===== Dataset records

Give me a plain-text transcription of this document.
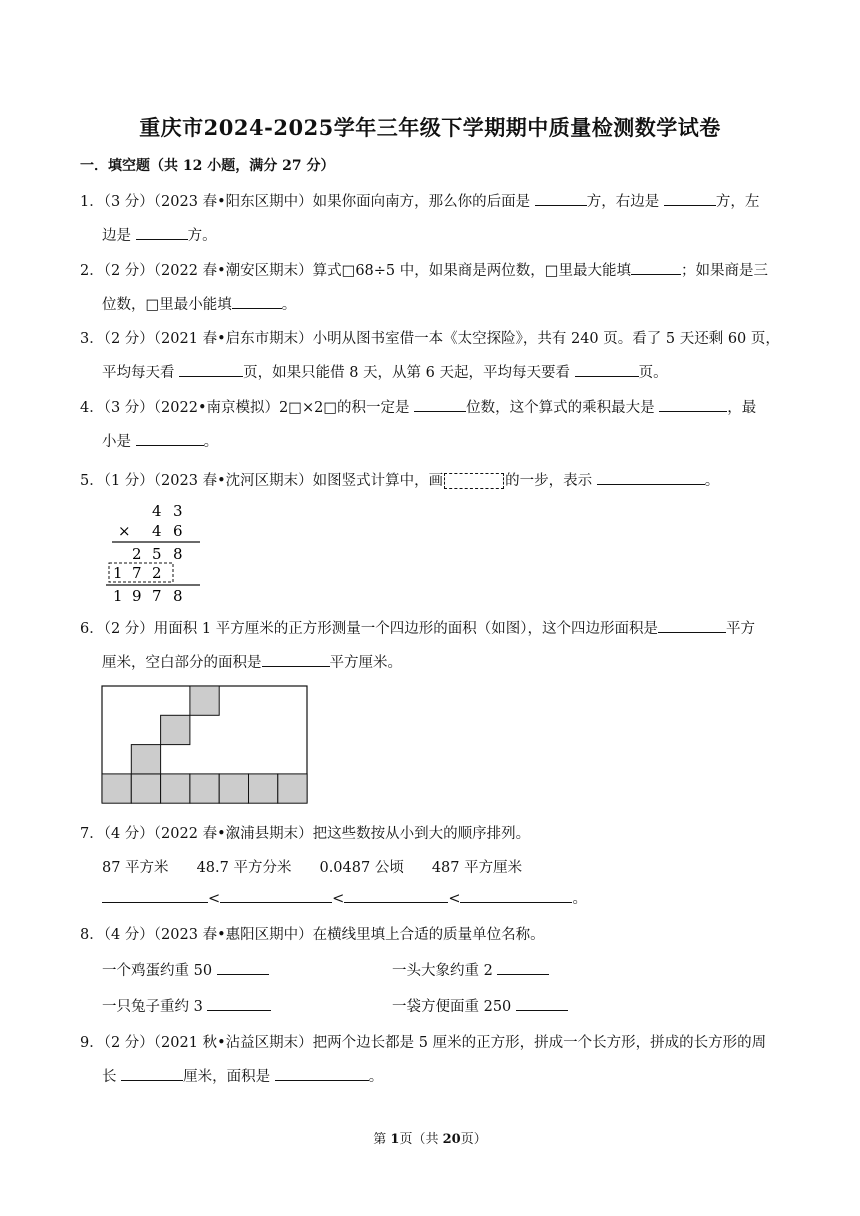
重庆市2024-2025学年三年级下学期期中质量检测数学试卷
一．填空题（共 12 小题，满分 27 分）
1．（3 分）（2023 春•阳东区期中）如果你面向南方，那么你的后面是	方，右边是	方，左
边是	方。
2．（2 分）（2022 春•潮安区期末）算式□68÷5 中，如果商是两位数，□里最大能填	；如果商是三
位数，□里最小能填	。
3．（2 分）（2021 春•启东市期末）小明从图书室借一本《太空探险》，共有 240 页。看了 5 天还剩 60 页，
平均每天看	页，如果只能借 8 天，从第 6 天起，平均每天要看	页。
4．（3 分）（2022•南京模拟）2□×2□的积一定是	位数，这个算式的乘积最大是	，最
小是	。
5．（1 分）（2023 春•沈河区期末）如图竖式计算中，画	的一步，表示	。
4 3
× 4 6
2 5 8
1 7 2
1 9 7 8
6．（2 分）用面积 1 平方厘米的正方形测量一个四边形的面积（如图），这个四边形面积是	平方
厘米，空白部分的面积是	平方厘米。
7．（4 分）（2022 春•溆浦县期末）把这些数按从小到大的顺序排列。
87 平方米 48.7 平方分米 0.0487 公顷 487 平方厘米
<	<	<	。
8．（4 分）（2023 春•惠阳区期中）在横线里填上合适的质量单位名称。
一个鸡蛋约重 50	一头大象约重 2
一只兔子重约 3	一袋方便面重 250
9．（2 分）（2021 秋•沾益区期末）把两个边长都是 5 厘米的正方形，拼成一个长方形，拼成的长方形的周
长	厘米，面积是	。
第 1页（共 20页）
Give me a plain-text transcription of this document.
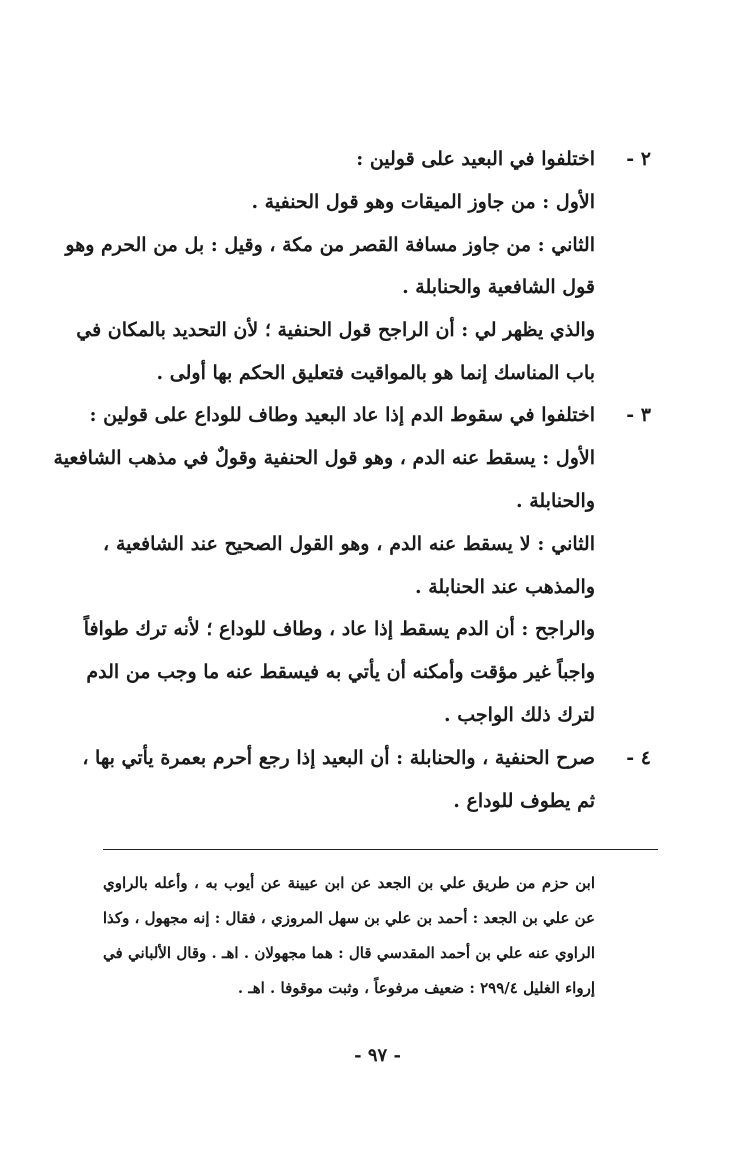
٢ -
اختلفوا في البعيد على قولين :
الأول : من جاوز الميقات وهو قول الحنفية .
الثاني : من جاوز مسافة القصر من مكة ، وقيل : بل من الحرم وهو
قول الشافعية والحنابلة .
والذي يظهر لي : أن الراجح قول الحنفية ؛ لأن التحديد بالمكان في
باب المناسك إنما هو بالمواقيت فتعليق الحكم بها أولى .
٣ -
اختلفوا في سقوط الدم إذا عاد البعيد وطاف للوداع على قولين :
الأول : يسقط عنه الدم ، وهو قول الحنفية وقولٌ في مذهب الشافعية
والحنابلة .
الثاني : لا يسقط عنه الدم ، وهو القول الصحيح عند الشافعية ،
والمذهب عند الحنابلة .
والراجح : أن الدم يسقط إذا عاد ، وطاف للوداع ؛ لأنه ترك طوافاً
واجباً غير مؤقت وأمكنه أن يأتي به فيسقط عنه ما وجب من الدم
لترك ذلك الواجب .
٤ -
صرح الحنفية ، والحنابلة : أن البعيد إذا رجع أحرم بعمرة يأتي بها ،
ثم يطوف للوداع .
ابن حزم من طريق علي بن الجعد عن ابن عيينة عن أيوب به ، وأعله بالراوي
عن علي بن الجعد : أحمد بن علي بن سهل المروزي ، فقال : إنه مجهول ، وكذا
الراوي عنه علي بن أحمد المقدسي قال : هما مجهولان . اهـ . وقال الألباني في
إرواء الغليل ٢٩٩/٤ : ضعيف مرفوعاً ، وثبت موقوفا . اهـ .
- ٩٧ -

==========
===== Dataset records

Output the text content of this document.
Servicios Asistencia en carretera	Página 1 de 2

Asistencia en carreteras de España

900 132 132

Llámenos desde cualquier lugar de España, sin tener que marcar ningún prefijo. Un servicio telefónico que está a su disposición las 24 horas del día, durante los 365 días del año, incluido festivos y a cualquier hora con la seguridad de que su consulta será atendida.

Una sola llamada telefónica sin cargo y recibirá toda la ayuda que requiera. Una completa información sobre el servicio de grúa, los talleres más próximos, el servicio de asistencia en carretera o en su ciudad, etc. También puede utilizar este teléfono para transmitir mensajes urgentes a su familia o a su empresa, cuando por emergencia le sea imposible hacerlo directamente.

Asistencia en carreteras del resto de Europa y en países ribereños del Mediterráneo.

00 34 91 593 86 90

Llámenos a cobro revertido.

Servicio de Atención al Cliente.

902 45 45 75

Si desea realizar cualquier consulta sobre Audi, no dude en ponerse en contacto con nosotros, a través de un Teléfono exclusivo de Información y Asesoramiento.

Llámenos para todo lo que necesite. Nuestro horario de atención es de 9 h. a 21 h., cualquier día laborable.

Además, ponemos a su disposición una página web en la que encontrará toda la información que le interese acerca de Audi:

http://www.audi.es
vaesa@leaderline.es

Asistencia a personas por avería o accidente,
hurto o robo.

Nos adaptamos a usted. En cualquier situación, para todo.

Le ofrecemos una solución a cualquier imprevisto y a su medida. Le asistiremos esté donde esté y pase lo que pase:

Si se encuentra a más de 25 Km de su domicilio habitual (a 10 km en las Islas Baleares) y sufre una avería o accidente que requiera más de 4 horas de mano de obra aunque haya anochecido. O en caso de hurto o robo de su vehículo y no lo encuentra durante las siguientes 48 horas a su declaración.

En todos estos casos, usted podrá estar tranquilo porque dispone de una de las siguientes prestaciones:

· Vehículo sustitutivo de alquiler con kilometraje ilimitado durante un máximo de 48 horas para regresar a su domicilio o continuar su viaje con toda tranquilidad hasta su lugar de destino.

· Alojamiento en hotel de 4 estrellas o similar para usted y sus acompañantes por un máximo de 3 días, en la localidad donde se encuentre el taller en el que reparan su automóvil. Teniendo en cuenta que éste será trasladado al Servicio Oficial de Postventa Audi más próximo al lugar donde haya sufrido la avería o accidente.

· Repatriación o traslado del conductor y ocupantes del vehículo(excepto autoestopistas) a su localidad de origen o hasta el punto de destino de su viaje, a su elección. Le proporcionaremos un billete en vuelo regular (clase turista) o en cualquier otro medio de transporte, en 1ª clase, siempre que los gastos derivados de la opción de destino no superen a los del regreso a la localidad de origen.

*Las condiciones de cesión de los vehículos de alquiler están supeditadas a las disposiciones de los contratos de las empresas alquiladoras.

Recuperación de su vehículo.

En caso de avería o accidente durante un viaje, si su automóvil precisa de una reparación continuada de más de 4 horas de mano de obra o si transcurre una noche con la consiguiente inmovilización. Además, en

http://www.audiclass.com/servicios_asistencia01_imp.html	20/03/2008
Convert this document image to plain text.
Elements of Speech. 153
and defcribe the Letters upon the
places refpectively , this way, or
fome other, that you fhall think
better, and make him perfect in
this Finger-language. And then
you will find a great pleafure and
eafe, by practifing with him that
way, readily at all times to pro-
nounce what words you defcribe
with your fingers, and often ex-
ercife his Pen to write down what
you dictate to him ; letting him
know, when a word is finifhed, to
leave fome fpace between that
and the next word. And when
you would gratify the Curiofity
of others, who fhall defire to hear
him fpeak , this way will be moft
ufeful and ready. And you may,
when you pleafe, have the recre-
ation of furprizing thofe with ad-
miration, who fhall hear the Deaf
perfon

==========

Exercise objective: From the entries above, list each line with "lugar" in it.

Correct result:
Llámenos desde cualquier lugar de España, sin tener que marcar ningún prefijo. Un servicio telefónico que está a su disposición las 24 horas del día, durante los 365 días del año, incluido festivos y a cualquier hora con la seguridad de que su consulta será atendida.
· Vehículo sustitutivo de alquiler con kilometraje ilimitado durante un máximo de 48 horas para regresar a su domicilio o continuar su viaje con toda tranquilidad hasta su lugar de destino.
· Alojamiento en hotel de 4 estrellas o similar para usted y sus acompañantes por un máximo de 3 días, en la localidad donde se encuentre el taller en el que reparan su automóvil. Teniendo en cuenta que éste será trasladado al Servicio Oficial de Postventa Audi más próximo al lugar donde haya sufrido la avería o accidente.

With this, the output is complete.